- EXERCISE DATA:
========================================

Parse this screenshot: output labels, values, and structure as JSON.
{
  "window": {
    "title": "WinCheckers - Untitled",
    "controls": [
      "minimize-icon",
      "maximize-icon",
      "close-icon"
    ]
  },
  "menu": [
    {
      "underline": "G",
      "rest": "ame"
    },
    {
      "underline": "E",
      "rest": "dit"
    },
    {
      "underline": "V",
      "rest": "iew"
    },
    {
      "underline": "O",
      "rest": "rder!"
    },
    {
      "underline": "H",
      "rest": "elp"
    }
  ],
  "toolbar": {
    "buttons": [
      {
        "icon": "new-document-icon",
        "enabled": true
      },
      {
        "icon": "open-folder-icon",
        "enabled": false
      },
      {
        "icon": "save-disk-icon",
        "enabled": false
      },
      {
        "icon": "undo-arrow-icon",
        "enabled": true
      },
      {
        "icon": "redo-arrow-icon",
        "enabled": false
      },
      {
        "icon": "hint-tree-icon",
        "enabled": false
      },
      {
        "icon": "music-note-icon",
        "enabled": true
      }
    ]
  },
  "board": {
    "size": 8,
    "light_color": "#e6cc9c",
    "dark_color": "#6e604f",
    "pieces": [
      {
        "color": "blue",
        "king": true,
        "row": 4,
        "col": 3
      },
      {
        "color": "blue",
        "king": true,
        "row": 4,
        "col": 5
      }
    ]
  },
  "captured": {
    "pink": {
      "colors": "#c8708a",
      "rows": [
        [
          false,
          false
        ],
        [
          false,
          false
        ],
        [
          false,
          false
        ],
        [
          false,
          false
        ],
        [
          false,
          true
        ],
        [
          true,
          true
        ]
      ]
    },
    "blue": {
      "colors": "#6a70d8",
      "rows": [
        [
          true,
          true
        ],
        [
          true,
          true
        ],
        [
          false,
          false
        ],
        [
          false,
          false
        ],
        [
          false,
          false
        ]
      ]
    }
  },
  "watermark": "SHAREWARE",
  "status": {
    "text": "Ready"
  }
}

========================================

- WHAT TO PRODUCE: Every entry above should be retyped exactly as shown.

- RESPONSE TO THIS EXERCISE:
Parse this screenshot: output labels, values, and structure as JSON.
{
  "window": {
    "title": "WinCheckers - Untitled",
    "controls": [
      "minimize-icon",
      "maximize-icon",
      "close-icon"
    ]
  },
  "menu": [
    {
      "underline": "G",
      "rest": "ame"
    },
    {
      "underline": "E",
      "rest": "dit"
    },
    {
      "underline": "V",
      "rest": "iew"
    },
    {
      "underline": "O",
      "rest": "rder!"
    },
    {
      "underline": "H",
      "rest": "elp"
    }
  ],
  "toolbar": {
    "buttons": [
      {
        "icon": "new-document-icon",
        "enabled": true
      },
      {
        "icon": "open-folder-icon",
        "enabled": false
      },
      {
        "icon": "save-disk-icon",
        "enabled": false
      },
      {
        "icon": "undo-arrow-icon",
        "enabled": true
      },
      {
        "icon": "redo-arrow-icon",
        "enabled": false
      },
      {
        "icon": "hint-tree-icon",
        "enabled": false
      },
      {
        "icon": "music-note-icon",
        "enabled": true
      }
    ]
  },
  "board": {
    "size": 8,
    "light_color": "#e6cc9c",
    "dark_color": "#6e604f",
    "pieces": [
      {
        "color": "blue",
        "king": true,
        "row": 4,
        "col": 3
      },
      {
        "color": "blue",
        "king": true,
        "row": 4,
        "col": 5
      }
    ]
  },
  "captured": {
    "pink": {
      "colors": "#c8708a",
      "rows": [
        [
          false,
          false
        ],
        [
          false,
          false
        ],
        [
          false,
          false
        ],
        [
          false,
          false
        ],
        [
          false,
          true
        ],
        [
          true,
          true
        ]
      ]
    },
    "blue": {
      "colors": "#6a70d8",
      "rows": [
        [
          true,
          true
        ],
        [
          true,
          true
        ],
        [
          false,
          false
        ],
        [
          false,
          false
        ],
        [
          false,
          false
        ]
      ]
    }
  },
  "watermark": "SHAREWARE",
  "status": {
    "text": "Ready"
  }
}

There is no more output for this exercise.